> WORK REQUIRED
Please retype the records below exactly, leaving out any pictures.

> EXTRACTED INFORMATION
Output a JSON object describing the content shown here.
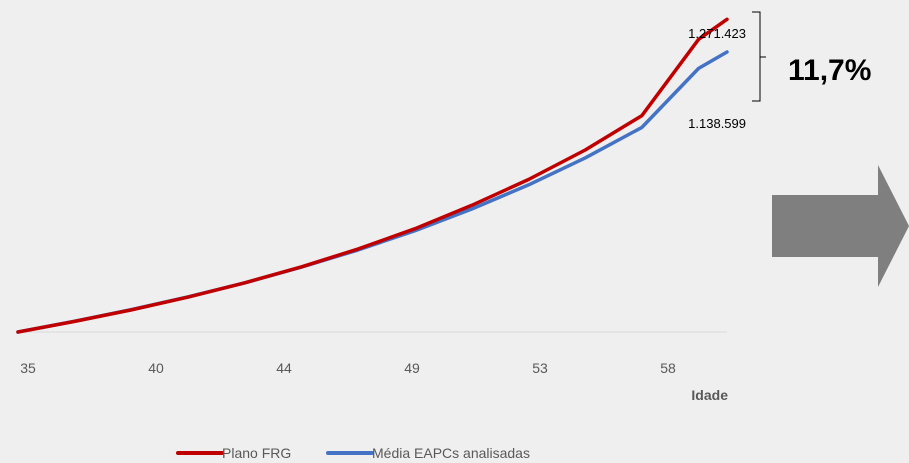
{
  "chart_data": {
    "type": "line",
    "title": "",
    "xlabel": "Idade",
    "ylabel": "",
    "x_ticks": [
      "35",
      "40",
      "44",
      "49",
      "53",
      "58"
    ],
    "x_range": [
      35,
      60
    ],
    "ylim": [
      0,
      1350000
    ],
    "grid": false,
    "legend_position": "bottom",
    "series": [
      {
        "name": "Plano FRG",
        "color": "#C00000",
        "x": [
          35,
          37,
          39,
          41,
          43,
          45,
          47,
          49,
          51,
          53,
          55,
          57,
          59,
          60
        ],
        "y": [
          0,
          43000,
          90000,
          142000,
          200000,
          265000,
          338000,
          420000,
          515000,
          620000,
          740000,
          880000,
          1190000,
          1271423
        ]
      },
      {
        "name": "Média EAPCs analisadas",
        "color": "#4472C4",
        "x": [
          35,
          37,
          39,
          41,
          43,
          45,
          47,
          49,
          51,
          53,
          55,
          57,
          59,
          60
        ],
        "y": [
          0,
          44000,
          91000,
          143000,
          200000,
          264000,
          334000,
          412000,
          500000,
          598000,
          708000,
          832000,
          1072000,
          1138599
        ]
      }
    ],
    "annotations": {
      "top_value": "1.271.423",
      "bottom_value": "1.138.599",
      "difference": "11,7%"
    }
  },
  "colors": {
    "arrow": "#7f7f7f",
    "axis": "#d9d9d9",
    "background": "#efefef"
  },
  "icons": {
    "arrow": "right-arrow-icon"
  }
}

> EXPECTED ANSWER
Output a JSON object describing the content shown here.
{
  "chart_data": {
    "type": "line",
    "title": "",
    "xlabel": "Idade",
    "ylabel": "",
    "x_ticks": [
      "35",
      "40",
      "44",
      "49",
      "53",
      "58"
    ],
    "x_range": [
      35,
      60
    ],
    "ylim": [
      0,
      1350000
    ],
    "grid": false,
    "legend_position": "bottom",
    "series": [
      {
        "name": "Plano FRG",
        "color": "#C00000",
        "x": [
          35,
          37,
          39,
          41,
          43,
          45,
          47,
          49,
          51,
          53,
          55,
          57,
          59,
          60
        ],
        "y": [
          0,
          43000,
          90000,
          142000,
          200000,
          265000,
          338000,
          420000,
          515000,
          620000,
          740000,
          880000,
          1190000,
          1271423
        ]
      },
      {
        "name": "Média EAPCs analisadas",
        "color": "#4472C4",
        "x": [
          35,
          37,
          39,
          41,
          43,
          45,
          47,
          49,
          51,
          53,
          55,
          57,
          59,
          60
        ],
        "y": [
          0,
          44000,
          91000,
          143000,
          200000,
          264000,
          334000,
          412000,
          500000,
          598000,
          708000,
          832000,
          1072000,
          1138599
        ]
      }
    ],
    "annotations": {
      "top_value": "1.271.423",
      "bottom_value": "1.138.599",
      "difference": "11,7%"
    }
  },
  "colors": {
    "arrow": "#7f7f7f",
    "axis": "#d9d9d9",
    "background": "#efefef"
  },
  "icons": {
    "arrow": "right-arrow-icon"
  }
}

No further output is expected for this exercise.